Exercise details -> Output the entries verbatim, including every line.
## start
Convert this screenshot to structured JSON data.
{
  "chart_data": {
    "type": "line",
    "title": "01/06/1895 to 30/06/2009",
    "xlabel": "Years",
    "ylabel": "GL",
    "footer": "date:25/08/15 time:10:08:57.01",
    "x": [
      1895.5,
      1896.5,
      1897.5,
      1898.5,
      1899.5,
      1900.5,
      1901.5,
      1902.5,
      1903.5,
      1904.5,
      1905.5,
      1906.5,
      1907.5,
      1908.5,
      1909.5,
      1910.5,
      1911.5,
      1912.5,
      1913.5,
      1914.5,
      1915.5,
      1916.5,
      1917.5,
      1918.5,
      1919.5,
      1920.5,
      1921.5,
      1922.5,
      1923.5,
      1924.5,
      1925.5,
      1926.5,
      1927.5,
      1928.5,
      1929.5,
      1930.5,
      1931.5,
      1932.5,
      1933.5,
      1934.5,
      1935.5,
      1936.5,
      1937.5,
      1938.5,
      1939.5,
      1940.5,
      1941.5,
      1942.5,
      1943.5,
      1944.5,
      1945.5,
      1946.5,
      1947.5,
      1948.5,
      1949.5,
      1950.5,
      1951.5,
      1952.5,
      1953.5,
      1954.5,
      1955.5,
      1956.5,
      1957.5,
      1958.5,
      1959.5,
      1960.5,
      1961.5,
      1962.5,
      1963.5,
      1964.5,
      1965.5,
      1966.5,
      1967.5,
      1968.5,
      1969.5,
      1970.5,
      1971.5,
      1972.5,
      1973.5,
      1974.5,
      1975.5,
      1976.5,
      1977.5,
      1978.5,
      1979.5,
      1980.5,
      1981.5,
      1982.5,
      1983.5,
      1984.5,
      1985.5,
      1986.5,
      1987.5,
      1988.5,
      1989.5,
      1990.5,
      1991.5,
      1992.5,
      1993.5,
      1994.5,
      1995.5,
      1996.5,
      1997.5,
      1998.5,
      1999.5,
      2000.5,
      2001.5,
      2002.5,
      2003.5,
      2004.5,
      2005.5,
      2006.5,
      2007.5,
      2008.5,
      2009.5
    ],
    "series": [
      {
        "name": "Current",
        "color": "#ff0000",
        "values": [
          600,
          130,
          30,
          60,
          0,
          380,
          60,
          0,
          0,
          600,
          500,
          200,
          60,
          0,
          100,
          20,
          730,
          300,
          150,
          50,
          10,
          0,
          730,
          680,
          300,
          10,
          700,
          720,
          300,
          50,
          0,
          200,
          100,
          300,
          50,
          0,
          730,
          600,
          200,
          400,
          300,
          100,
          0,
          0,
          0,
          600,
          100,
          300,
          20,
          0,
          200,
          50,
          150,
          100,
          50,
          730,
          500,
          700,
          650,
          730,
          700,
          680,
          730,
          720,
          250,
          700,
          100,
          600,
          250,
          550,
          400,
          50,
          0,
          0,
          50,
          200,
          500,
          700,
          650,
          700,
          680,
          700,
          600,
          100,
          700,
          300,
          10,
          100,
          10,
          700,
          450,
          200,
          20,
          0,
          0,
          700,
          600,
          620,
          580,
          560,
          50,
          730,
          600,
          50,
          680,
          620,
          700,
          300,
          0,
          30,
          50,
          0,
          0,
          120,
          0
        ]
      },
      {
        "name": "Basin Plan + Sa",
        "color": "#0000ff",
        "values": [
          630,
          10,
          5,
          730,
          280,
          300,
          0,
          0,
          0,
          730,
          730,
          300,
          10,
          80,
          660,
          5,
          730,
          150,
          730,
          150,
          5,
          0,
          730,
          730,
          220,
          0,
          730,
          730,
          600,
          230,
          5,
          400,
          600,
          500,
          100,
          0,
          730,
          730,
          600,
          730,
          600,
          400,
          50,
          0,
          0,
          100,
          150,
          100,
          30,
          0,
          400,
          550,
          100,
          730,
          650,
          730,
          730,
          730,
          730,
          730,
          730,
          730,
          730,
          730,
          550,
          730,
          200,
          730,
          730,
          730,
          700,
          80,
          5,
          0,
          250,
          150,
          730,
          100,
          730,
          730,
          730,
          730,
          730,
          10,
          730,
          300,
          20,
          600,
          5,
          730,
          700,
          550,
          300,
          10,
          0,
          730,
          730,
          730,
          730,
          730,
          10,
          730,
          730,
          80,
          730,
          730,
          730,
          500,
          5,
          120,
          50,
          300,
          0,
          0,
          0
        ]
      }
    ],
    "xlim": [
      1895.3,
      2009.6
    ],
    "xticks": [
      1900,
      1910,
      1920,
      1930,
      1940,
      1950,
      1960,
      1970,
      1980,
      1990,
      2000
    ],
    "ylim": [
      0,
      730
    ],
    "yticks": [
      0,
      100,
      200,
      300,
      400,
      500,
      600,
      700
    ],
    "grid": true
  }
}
## end
Correct answer ->
Convert this screenshot to structured JSON data.
{
  "chart_data": {
    "type": "line",
    "title": "01/06/1895 to 30/06/2009",
    "xlabel": "Years",
    "ylabel": "GL",
    "footer": "date:25/08/15 time:10:08:57.01",
    "x": [
      1895.5,
      1896.5,
      1897.5,
      1898.5,
      1899.5,
      1900.5,
      1901.5,
      1902.5,
      1903.5,
      1904.5,
      1905.5,
      1906.5,
      1907.5,
      1908.5,
      1909.5,
      1910.5,
      1911.5,
      1912.5,
      1913.5,
      1914.5,
      1915.5,
      1916.5,
      1917.5,
      1918.5,
      1919.5,
      1920.5,
      1921.5,
      1922.5,
      1923.5,
      1924.5,
      1925.5,
      1926.5,
      1927.5,
      1928.5,
      1929.5,
      1930.5,
      1931.5,
      1932.5,
      1933.5,
      1934.5,
      1935.5,
      1936.5,
      1937.5,
      1938.5,
      1939.5,
      1940.5,
      1941.5,
      1942.5,
      1943.5,
      1944.5,
      1945.5,
      1946.5,
      1947.5,
      1948.5,
      1949.5,
      1950.5,
      1951.5,
      1952.5,
      1953.5,
      1954.5,
      1955.5,
      1956.5,
      1957.5,
      1958.5,
      1959.5,
      1960.5,
      1961.5,
      1962.5,
      1963.5,
      1964.5,
      1965.5,
      1966.5,
      1967.5,
      1968.5,
      1969.5,
      1970.5,
      1971.5,
      1972.5,
      1973.5,
      1974.5,
      1975.5,
      1976.5,
      1977.5,
      1978.5,
      1979.5,
      1980.5,
      1981.5,
      1982.5,
      1983.5,
      1984.5,
      1985.5,
      1986.5,
      1987.5,
      1988.5,
      1989.5,
      1990.5,
      1991.5,
      1992.5,
      1993.5,
      1994.5,
      1995.5,
      1996.5,
      1997.5,
      1998.5,
      1999.5,
      2000.5,
      2001.5,
      2002.5,
      2003.5,
      2004.5,
      2005.5,
      2006.5,
      2007.5,
      2008.5,
      2009.5
    ],
    "series": [
      {
        "name": "Current",
        "color": "#ff0000",
        "values": [
          600,
          130,
          30,
          60,
          0,
          380,
          60,
          0,
          0,
          600,
          500,
          200,
          60,
          0,
          100,
          20,
          730,
          300,
          150,
          50,
          10,
          0,
          730,
          680,
          300,
          10,
          700,
          720,
          300,
          50,
          0,
          200,
          100,
          300,
          50,
          0,
          730,
          600,
          200,
          400,
          300,
          100,
          0,
          0,
          0,
          600,
          100,
          300,
          20,
          0,
          200,
          50,
          150,
          100,
          50,
          730,
          500,
          700,
          650,
          730,
          700,
          680,
          730,
          720,
          250,
          700,
          100,
          600,
          250,
          550,
          400,
          50,
          0,
          0,
          50,
          200,
          500,
          700,
          650,
          700,
          680,
          700,
          600,
          100,
          700,
          300,
          10,
          100,
          10,
          700,
          450,
          200,
          20,
          0,
          0,
          700,
          600,
          620,
          580,
          560,
          50,
          730,
          600,
          50,
          680,
          620,
          700,
          300,
          0,
          30,
          50,
          0,
          0,
          120,
          0
        ]
      },
      {
        "name": "Basin Plan + Sa",
        "color": "#0000ff",
        "values": [
          630,
          10,
          5,
          730,
          280,
          300,
          0,
          0,
          0,
          730,
          730,
          300,
          10,
          80,
          660,
          5,
          730,
          150,
          730,
          150,
          5,
          0,
          730,
          730,
          220,
          0,
          730,
          730,
          600,
          230,
          5,
          400,
          600,
          500,
          100,
          0,
          730,
          730,
          600,
          730,
          600,
          400,
          50,
          0,
          0,
          100,
          150,
          100,
          30,
          0,
          400,
          550,
          100,
          730,
          650,
          730,
          730,
          730,
          730,
          730,
          730,
          730,
          730,
          730,
          550,
          730,
          200,
          730,
          730,
          730,
          700,
          80,
          5,
          0,
          250,
          150,
          730,
          100,
          730,
          730,
          730,
          730,
          730,
          10,
          730,
          300,
          20,
          600,
          5,
          730,
          700,
          550,
          300,
          10,
          0,
          730,
          730,
          730,
          730,
          730,
          10,
          730,
          730,
          80,
          730,
          730,
          730,
          500,
          5,
          120,
          50,
          300,
          0,
          0,
          0
        ]
      }
    ],
    "xlim": [
      1895.3,
      2009.6
    ],
    "xticks": [
      1900,
      1910,
      1920,
      1930,
      1940,
      1950,
      1960,
      1970,
      1980,
      1990,
      2000
    ],
    "ylim": [
      0,
      730
    ],
    "yticks": [
      0,
      100,
      200,
      300,
      400,
      500,
      600,
      700
    ],
    "grid": true
  }
}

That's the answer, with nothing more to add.